Exercise description :: Tell how many lines in the data below hold the string "ylabel"; give nothing but the number.

---

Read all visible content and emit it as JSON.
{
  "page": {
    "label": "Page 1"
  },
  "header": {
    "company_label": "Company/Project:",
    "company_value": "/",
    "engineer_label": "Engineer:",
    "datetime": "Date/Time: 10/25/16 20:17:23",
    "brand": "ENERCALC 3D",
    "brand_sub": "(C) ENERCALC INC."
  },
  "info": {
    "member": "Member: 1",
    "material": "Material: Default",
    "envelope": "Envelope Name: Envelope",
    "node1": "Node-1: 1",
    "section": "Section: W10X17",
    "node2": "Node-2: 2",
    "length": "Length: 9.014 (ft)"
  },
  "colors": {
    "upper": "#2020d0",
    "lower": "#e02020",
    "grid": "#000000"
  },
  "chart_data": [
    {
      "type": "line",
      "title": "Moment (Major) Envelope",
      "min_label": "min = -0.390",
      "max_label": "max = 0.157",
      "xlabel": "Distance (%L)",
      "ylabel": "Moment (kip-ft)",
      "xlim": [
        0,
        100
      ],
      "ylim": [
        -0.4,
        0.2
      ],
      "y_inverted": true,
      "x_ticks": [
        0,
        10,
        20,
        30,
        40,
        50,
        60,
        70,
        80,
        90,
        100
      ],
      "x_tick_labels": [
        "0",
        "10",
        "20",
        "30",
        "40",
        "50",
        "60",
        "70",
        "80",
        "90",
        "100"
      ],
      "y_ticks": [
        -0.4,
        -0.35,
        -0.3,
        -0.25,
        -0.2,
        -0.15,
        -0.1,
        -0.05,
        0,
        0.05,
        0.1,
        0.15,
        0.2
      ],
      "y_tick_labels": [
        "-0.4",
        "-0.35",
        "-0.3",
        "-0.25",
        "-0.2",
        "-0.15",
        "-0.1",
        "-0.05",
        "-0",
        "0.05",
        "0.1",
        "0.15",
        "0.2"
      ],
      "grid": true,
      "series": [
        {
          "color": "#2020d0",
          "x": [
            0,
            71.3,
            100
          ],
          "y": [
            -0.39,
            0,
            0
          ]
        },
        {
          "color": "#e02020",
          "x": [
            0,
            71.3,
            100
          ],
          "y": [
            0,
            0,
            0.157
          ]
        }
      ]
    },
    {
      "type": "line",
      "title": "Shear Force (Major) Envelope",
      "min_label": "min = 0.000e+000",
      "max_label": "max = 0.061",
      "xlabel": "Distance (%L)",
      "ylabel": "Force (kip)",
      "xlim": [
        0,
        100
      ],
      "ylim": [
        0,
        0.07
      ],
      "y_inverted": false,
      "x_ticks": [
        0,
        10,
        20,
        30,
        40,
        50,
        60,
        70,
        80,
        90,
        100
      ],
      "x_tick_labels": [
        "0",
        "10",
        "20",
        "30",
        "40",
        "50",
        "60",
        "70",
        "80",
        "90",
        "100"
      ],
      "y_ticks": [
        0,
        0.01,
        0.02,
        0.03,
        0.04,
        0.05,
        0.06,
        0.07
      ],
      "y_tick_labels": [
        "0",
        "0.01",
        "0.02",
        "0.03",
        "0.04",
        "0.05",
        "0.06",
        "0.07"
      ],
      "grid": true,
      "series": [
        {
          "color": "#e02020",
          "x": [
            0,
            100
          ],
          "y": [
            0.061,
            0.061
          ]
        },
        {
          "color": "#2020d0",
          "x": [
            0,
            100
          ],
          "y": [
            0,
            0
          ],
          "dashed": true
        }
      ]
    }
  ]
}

---

Exercise response :: 2